Leave out the images and repeat the listing below without a single change.

*Information given*:
══════════════════════════════
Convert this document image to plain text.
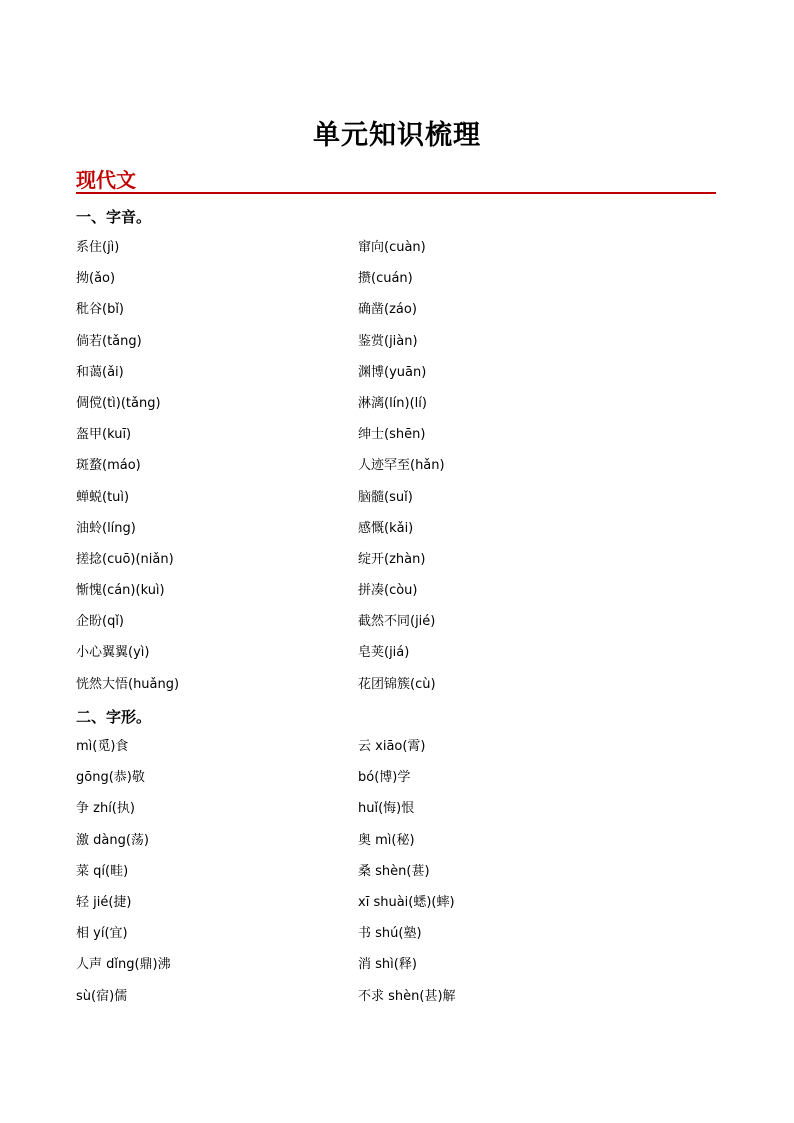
单元知识梳理
现代文
一、字音。
系住(jì)	窜向(cuàn)
拗(ǎo)	攒(cuán)
秕谷(bǐ)	确凿(záo)
倘若(tǎng)	鉴赏(jiàn)
和蔼(ǎi)	渊博(yuān)
倜傥(tì)(tǎng)	淋漓(lín)(lí)
盔甲(kuī)	绅士(shēn)
斑蝥(máo)	人迹罕至(hǎn)
蝉蜕(tuì)	脑髓(suǐ)
油蛉(líng)	感慨(kǎi)
搓捻(cuō)(niǎn)	绽开(zhàn)
惭愧(cán)(kuì)	拼凑(còu)
企盼(qǐ)	截然不同(jié)
小心翼翼(yì)	皂荚(jiá)
恍然大悟(huǎng)	花团锦簇(cù)
二、字形。
mì(觅)食	云 xiāo(霄)
gōng(恭)敬	bó(博)学
争 zhí(执)	huǐ(悔)恨
激 dàng(荡)	奥 mì(秘)
菜 qí(畦)	桑 shèn(葚)
轻 jié(捷)	xī shuài(蟋)(蟀)
相 yí(宜)	书 shú(塾)
人声 dǐng(鼎)沸	消 shì(释)
sù(宿)儒	不求 shèn(甚)解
══════════════════════════════
*Task response*:
Convert this document image to plain text.
单元知识梳理
现代文
一、字音。
系住(jì)	窜向(cuàn)
拗(ǎo)	攒(cuán)
秕谷(bǐ)	确凿(záo)
倘若(tǎng)	鉴赏(jiàn)
和蔼(ǎi)	渊博(yuān)
倜傥(tì)(tǎng)	淋漓(lín)(lí)
盔甲(kuī)	绅士(shēn)
斑蝥(máo)	人迹罕至(hǎn)
蝉蜕(tuì)	脑髓(suǐ)
油蛉(líng)	感慨(kǎi)
搓捻(cuō)(niǎn)	绽开(zhàn)
惭愧(cán)(kuì)	拼凑(còu)
企盼(qǐ)	截然不同(jié)
小心翼翼(yì)	皂荚(jiá)
恍然大悟(huǎng)	花团锦簇(cù)
二、字形。
mì(觅)食	云 xiāo(霄)
gōng(恭)敬	bó(博)学
争 zhí(执)	huǐ(悔)恨
激 dàng(荡)	奥 mì(秘)
菜 qí(畦)	桑 shèn(葚)
轻 jié(捷)	xī shuài(蟋)(蟀)
相 yí(宜)	书 shú(塾)
人声 dǐng(鼎)沸	消 shì(释)
sù(宿)儒	不求 shèn(甚)解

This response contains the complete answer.